■ **What you have to do**: Return all lines from the listing below in which the string "Forcibly" occurs.
○ ○ ○ ○ ○ ○ ○
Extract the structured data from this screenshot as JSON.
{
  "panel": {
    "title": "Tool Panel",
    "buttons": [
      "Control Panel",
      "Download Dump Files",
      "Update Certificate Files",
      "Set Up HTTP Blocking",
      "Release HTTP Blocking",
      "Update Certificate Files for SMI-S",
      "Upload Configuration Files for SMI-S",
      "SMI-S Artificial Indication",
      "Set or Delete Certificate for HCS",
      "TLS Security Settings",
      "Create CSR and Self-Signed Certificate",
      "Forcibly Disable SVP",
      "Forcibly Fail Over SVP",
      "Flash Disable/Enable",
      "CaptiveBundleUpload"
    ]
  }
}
○ ○ ○ ○ ○ ○ ○
■ **Problem solution**:
      "Forcibly Disable SVP",
      "Forcibly Fail Over SVP",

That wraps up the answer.